The exercise
From the listing below, pull out all lines with "vitae" in them.

(Dataset items)
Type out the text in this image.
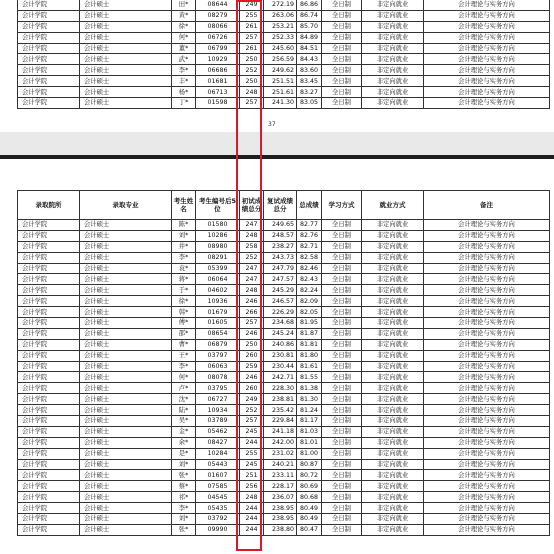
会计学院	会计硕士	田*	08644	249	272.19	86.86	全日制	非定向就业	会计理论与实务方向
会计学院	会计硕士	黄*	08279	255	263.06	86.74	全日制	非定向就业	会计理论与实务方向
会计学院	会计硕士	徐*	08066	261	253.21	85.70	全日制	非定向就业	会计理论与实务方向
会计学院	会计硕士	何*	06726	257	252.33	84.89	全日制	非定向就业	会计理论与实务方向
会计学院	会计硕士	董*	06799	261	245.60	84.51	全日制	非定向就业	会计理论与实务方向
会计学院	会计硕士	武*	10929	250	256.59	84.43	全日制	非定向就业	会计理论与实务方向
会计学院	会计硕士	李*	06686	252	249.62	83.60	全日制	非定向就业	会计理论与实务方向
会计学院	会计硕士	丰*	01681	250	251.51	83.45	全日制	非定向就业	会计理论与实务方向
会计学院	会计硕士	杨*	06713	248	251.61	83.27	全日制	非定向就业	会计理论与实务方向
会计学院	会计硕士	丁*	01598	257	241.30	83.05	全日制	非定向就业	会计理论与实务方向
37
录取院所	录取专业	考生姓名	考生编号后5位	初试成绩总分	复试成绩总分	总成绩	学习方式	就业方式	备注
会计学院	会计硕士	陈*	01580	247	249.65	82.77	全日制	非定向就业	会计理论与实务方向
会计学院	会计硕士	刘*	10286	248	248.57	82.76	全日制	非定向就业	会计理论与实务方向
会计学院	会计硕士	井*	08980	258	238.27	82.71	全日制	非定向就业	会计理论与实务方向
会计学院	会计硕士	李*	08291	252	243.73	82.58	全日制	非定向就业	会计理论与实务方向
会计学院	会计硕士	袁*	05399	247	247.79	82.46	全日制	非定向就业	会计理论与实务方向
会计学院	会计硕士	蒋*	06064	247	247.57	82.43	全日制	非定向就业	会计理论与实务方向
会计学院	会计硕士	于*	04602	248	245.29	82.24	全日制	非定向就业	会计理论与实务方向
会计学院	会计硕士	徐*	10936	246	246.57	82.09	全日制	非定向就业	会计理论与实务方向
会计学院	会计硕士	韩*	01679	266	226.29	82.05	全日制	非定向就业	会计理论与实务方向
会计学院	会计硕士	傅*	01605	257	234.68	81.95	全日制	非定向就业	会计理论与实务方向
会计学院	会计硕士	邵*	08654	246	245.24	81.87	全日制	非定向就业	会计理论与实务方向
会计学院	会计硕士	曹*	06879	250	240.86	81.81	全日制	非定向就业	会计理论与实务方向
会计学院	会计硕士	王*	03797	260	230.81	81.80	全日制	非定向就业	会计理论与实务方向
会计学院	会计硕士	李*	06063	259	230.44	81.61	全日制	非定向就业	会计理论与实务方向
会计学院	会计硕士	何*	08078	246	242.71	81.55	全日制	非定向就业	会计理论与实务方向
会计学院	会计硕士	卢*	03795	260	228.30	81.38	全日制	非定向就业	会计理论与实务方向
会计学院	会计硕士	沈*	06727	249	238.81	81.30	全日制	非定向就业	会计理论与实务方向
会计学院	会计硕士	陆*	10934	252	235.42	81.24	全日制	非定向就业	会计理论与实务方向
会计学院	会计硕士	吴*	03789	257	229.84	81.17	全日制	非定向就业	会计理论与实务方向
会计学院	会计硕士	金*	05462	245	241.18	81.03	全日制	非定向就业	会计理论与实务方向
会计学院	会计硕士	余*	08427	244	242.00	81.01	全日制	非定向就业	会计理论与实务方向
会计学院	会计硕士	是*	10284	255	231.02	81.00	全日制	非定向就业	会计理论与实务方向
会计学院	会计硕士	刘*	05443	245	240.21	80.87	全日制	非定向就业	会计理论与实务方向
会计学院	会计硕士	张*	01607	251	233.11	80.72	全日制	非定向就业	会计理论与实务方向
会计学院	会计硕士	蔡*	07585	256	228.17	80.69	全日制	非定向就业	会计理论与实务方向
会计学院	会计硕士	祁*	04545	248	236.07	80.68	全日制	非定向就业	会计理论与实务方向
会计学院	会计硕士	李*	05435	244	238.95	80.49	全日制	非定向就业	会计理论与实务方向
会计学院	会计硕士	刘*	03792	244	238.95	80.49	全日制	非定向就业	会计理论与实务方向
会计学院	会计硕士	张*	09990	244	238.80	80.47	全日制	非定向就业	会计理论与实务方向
* * *
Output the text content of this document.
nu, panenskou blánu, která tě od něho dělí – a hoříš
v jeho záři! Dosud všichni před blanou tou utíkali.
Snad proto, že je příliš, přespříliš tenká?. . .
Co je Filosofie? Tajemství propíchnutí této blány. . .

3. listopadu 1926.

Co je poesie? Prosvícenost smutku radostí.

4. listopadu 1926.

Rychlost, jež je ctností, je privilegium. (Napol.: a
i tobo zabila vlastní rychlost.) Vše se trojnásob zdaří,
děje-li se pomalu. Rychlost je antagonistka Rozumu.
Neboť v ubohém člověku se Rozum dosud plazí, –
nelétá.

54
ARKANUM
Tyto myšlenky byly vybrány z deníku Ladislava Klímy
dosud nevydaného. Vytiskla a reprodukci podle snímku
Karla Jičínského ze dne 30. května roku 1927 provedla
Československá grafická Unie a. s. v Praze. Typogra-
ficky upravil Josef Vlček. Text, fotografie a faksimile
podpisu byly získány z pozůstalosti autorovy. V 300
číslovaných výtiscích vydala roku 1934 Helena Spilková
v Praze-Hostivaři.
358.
---
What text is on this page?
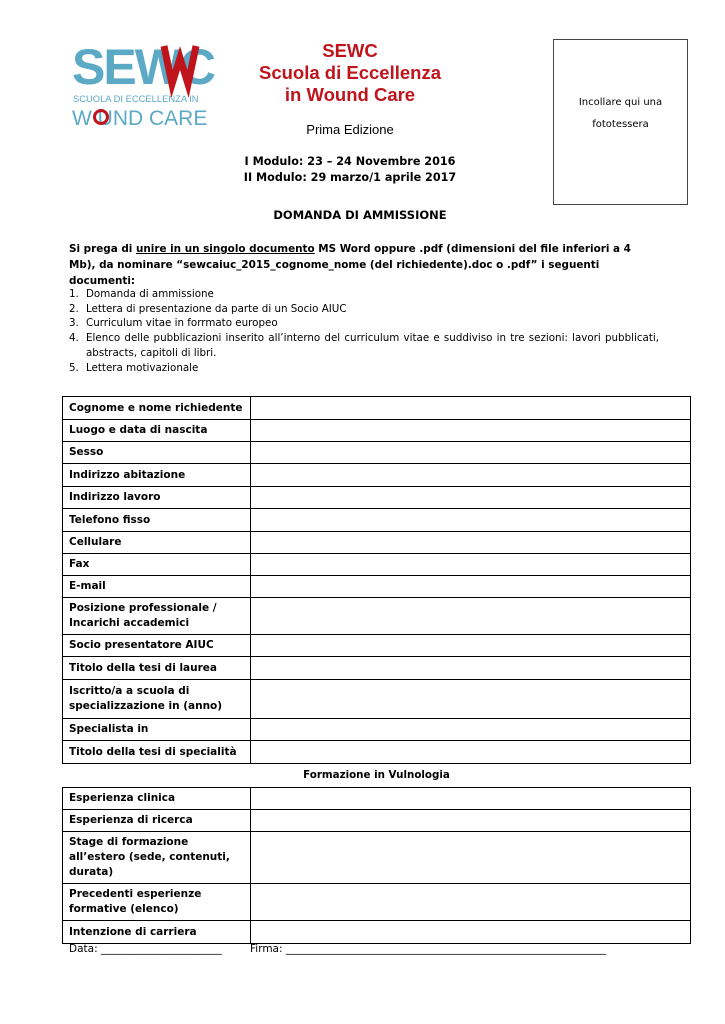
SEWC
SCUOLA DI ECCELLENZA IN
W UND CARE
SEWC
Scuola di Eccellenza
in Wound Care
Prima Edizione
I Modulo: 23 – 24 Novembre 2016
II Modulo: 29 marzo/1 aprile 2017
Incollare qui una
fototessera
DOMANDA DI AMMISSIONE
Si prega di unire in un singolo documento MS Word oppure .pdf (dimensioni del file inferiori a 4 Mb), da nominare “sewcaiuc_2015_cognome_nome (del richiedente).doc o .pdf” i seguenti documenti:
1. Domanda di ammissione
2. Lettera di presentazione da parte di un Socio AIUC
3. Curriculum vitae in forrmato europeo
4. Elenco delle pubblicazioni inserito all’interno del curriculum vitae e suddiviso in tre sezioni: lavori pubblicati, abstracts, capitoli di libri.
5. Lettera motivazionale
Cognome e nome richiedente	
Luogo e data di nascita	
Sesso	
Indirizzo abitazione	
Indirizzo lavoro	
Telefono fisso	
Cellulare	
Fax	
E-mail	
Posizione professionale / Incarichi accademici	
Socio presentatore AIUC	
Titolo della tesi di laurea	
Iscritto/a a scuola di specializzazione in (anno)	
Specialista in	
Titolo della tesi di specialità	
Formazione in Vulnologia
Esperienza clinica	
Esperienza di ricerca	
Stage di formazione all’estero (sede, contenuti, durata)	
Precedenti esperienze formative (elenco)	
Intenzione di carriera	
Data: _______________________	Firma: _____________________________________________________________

Task response
3. Curriculum vitae in forrmato europeo
4. Elenco delle pubblicazioni inserito all’interno del curriculum vitae e suddiviso in tre sezioni: lavori pubblicati, abstracts, capitoli di libri.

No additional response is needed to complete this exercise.